Each line below that includes "Stadtgemeinde" counts once; report the total and nothing more.

[EXTRACTED DATA]
'''

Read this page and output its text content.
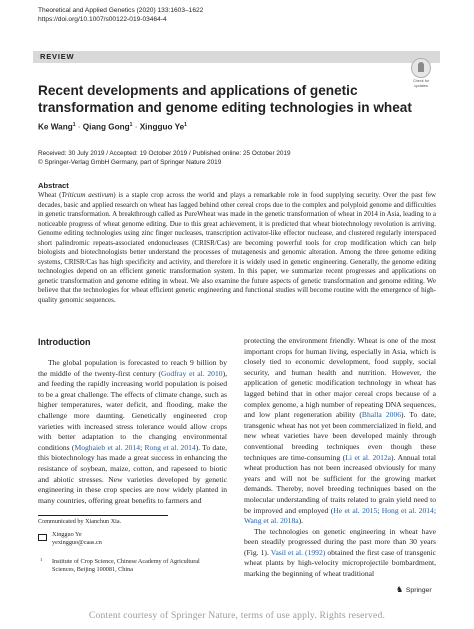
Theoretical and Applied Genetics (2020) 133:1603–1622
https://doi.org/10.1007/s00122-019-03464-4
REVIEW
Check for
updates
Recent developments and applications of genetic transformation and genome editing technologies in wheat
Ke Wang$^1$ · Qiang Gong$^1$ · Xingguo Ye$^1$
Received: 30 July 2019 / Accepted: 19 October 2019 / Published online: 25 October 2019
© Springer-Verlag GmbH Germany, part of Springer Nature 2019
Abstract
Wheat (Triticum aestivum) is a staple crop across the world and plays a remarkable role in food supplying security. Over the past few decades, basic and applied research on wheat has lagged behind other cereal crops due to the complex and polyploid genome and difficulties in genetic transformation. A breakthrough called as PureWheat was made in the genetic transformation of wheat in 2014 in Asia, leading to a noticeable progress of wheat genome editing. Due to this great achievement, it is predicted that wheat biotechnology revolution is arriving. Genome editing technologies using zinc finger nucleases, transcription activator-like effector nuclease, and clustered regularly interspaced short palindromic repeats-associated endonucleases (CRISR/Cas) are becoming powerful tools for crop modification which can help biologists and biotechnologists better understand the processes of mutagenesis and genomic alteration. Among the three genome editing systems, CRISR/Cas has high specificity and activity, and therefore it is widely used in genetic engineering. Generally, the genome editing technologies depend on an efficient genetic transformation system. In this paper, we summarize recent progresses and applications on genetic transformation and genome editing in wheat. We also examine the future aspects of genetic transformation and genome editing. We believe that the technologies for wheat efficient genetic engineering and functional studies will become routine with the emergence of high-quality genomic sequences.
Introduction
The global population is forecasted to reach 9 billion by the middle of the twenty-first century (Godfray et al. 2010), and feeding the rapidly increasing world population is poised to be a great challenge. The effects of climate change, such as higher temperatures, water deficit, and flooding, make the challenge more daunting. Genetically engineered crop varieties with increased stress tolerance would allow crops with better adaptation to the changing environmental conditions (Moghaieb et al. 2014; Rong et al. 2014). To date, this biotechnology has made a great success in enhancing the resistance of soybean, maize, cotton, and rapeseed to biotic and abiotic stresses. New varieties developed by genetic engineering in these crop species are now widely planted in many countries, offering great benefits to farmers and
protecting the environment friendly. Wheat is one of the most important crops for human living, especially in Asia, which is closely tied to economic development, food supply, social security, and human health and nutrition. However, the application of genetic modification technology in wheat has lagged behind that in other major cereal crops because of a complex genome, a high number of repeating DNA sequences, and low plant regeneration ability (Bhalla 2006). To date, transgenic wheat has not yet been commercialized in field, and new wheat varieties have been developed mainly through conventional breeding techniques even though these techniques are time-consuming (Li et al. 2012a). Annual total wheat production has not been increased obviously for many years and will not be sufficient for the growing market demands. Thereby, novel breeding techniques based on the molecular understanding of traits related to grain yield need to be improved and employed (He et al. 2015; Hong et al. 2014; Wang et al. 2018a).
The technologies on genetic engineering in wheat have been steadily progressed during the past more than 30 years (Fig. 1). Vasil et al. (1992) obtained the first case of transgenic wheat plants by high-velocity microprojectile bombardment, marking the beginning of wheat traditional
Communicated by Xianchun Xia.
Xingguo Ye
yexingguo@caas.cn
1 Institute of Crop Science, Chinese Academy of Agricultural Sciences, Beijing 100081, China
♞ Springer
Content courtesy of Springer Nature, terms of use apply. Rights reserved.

'''
'''

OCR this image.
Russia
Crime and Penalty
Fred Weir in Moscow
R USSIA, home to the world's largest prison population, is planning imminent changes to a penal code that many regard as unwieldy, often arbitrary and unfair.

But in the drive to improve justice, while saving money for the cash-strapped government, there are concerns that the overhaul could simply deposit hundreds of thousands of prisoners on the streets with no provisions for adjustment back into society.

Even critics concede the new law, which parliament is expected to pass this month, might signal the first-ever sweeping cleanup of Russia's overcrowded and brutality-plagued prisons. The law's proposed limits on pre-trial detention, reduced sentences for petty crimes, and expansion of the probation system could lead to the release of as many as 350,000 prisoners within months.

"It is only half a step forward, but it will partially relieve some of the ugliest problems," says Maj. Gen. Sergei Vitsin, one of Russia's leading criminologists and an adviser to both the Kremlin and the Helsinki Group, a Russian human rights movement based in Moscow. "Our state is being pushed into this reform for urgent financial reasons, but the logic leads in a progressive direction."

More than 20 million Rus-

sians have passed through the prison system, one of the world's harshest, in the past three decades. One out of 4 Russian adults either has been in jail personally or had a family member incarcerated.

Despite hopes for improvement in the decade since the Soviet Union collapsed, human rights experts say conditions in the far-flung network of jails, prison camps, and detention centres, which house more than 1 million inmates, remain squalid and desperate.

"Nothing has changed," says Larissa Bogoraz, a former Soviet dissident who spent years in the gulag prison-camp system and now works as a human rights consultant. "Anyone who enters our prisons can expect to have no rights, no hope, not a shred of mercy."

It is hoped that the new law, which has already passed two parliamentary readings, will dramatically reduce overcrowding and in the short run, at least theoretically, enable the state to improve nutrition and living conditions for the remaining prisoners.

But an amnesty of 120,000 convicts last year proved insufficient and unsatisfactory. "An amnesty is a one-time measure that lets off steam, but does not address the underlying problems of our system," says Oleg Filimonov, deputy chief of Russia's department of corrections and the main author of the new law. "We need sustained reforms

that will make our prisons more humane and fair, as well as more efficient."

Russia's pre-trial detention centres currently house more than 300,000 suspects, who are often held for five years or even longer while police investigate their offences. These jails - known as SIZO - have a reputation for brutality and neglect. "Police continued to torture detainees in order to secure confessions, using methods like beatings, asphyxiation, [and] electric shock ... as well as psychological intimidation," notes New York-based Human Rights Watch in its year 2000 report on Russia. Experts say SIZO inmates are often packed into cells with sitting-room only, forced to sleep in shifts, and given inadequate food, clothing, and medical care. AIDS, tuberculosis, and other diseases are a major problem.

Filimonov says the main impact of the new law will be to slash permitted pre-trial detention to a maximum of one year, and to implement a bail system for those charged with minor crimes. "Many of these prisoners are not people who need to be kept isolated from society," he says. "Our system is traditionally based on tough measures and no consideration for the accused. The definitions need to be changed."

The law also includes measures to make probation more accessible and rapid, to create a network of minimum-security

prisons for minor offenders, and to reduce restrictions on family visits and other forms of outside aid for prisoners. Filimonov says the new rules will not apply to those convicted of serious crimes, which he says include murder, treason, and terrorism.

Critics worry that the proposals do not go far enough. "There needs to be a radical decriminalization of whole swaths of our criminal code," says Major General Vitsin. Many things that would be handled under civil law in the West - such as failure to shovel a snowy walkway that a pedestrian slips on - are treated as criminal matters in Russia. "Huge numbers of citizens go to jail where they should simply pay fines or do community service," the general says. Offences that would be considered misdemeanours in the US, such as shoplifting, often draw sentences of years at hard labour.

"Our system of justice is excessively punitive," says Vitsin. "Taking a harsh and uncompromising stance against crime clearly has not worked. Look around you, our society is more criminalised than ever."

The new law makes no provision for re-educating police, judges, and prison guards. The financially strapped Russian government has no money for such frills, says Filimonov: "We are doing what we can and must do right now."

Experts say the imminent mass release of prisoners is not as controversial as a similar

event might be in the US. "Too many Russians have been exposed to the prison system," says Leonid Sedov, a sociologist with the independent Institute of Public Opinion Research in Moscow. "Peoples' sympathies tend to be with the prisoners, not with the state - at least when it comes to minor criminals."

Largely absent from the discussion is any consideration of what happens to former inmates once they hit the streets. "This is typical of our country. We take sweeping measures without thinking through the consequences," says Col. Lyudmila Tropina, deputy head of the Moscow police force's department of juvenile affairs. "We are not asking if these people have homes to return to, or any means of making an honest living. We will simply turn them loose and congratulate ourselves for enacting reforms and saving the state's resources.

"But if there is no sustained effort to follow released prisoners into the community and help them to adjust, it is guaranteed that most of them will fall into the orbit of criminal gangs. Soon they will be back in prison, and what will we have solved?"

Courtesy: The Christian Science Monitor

'''
'''

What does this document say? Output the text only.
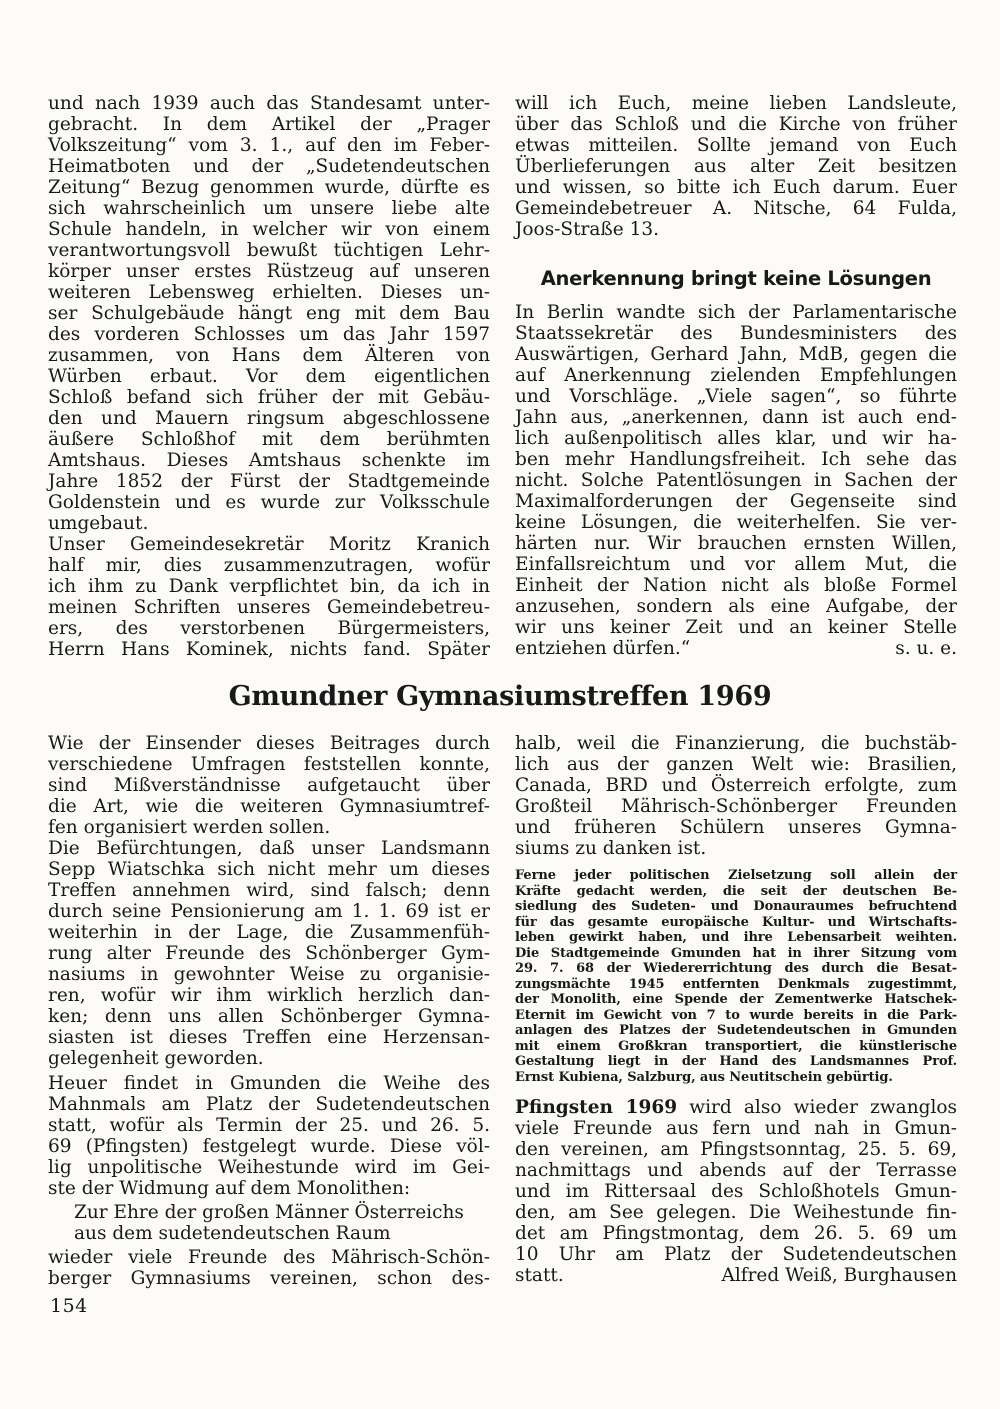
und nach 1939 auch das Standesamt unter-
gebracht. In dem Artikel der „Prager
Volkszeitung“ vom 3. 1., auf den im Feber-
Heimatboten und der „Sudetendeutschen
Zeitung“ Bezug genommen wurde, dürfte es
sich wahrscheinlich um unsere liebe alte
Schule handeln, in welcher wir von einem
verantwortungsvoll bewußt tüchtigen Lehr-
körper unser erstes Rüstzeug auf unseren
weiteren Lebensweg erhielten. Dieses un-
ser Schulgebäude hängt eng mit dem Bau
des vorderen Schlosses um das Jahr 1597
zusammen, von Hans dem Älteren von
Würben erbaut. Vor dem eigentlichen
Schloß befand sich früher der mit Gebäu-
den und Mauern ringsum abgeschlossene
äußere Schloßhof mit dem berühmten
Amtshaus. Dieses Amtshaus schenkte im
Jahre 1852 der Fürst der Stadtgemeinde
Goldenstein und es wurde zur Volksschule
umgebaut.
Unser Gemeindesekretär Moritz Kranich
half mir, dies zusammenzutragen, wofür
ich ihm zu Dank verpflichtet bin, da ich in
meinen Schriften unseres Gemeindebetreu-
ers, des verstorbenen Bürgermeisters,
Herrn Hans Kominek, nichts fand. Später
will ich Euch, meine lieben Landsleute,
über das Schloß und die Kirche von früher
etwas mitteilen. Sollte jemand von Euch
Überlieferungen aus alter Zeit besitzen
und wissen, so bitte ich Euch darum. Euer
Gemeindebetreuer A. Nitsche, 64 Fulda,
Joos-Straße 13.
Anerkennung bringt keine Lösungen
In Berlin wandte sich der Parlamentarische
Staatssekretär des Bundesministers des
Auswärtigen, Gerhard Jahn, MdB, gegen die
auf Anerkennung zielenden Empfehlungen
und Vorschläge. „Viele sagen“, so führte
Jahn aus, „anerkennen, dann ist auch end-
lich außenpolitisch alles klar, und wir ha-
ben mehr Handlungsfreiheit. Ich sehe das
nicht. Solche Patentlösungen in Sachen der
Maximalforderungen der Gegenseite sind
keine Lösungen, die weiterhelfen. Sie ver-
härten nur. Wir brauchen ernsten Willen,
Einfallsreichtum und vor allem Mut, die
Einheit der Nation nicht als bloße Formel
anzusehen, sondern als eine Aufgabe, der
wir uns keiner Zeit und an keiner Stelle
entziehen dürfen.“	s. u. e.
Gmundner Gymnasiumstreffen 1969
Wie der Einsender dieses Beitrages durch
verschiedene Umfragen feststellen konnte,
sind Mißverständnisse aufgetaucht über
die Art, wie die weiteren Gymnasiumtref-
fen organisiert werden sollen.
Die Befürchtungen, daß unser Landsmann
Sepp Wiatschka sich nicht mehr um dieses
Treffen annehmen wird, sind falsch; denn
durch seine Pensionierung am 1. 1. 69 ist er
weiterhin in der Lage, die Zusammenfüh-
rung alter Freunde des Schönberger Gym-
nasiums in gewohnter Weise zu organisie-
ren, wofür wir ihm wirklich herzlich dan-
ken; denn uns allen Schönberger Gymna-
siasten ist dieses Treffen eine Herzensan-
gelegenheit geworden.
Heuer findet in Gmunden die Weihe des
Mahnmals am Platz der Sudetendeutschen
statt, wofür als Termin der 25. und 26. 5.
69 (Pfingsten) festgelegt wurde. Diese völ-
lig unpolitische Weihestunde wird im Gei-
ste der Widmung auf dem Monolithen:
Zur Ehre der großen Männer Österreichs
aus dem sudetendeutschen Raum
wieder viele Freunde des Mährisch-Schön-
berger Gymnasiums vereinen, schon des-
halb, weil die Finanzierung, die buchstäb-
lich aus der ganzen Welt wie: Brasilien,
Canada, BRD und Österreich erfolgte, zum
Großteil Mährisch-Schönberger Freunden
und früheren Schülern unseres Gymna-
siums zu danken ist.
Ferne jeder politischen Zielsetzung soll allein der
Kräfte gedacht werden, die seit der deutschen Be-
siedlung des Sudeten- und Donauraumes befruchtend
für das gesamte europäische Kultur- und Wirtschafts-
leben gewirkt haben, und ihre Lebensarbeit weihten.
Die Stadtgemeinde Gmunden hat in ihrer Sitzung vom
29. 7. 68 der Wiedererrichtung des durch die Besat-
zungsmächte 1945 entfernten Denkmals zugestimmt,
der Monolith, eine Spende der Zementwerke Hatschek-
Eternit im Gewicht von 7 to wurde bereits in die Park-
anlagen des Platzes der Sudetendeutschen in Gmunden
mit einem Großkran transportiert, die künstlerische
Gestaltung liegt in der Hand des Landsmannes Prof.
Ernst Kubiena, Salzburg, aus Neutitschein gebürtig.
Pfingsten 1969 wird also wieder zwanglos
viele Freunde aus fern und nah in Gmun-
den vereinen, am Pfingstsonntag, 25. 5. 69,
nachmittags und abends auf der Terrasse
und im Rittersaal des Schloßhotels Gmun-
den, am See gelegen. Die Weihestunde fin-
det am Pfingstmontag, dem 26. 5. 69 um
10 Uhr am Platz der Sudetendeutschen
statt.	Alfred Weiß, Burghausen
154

'''

[SOLUTION] 2